(Job)
Check each line of the records below and collect those that include the word "Schlags".
========================================
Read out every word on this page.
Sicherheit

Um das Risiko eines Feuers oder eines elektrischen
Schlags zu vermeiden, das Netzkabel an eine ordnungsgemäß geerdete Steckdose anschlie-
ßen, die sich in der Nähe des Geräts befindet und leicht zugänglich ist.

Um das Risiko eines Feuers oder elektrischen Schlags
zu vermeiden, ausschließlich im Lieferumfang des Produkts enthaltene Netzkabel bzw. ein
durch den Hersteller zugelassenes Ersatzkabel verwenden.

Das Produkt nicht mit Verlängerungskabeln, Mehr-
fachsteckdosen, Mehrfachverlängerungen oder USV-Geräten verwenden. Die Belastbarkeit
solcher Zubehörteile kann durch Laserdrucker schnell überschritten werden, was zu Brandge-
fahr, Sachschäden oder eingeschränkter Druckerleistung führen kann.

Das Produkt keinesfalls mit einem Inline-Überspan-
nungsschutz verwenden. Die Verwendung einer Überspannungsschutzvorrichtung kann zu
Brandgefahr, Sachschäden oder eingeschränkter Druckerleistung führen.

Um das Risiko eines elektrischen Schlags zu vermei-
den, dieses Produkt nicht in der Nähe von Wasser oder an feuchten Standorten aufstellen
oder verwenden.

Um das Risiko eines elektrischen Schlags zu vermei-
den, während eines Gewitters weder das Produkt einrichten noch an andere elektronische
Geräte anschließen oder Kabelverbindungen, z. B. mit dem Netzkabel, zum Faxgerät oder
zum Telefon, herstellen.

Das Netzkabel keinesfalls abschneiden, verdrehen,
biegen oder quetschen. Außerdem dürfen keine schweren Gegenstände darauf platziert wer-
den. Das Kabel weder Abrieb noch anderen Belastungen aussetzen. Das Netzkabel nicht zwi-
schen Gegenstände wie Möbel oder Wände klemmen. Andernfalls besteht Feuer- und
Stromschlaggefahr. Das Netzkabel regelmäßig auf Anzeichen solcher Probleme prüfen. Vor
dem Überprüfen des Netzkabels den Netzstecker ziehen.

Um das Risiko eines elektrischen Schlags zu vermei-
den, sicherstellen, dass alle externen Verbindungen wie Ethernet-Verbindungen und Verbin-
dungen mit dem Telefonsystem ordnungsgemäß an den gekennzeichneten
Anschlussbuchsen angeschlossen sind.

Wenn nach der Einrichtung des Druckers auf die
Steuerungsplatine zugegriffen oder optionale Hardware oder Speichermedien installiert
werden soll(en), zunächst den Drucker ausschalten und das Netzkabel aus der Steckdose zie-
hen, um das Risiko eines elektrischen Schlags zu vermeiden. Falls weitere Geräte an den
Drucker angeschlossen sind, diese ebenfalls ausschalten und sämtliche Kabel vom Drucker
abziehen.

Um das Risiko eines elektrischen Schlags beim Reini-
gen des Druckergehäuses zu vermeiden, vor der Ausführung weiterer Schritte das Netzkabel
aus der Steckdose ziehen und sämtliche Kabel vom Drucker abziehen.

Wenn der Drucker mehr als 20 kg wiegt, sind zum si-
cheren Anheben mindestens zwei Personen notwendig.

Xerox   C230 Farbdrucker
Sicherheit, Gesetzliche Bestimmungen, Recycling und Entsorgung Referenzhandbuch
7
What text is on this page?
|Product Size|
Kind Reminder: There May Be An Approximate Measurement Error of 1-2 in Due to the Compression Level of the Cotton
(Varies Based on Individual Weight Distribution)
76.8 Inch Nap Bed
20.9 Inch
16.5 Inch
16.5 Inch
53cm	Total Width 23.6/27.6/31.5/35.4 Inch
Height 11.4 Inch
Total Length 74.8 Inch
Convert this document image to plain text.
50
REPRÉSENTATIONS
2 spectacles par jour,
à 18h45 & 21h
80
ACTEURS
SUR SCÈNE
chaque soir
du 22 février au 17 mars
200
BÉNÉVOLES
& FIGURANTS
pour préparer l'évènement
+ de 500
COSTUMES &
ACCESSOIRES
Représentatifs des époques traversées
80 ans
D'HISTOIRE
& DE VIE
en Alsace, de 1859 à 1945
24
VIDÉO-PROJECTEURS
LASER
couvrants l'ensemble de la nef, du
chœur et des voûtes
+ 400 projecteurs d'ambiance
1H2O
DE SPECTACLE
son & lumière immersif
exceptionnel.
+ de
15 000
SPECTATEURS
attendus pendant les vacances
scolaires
========================================
(Solution for this task)
Schlags zu vermeiden, das Netzkabel an eine ordnungsgemäß geerdete Steckdose anschlie-
Um das Risiko eines Feuers oder elektrischen Schlags
Um das Risiko eines elektrischen Schlags zu vermei-
Um das Risiko eines elektrischen Schlags zu vermei-
Um das Risiko eines elektrischen Schlags zu vermei-
hen, um das Risiko eines elektrischen Schlags zu vermeiden. Falls weitere Geräte an den
Um das Risiko eines elektrischen Schlags beim Reini-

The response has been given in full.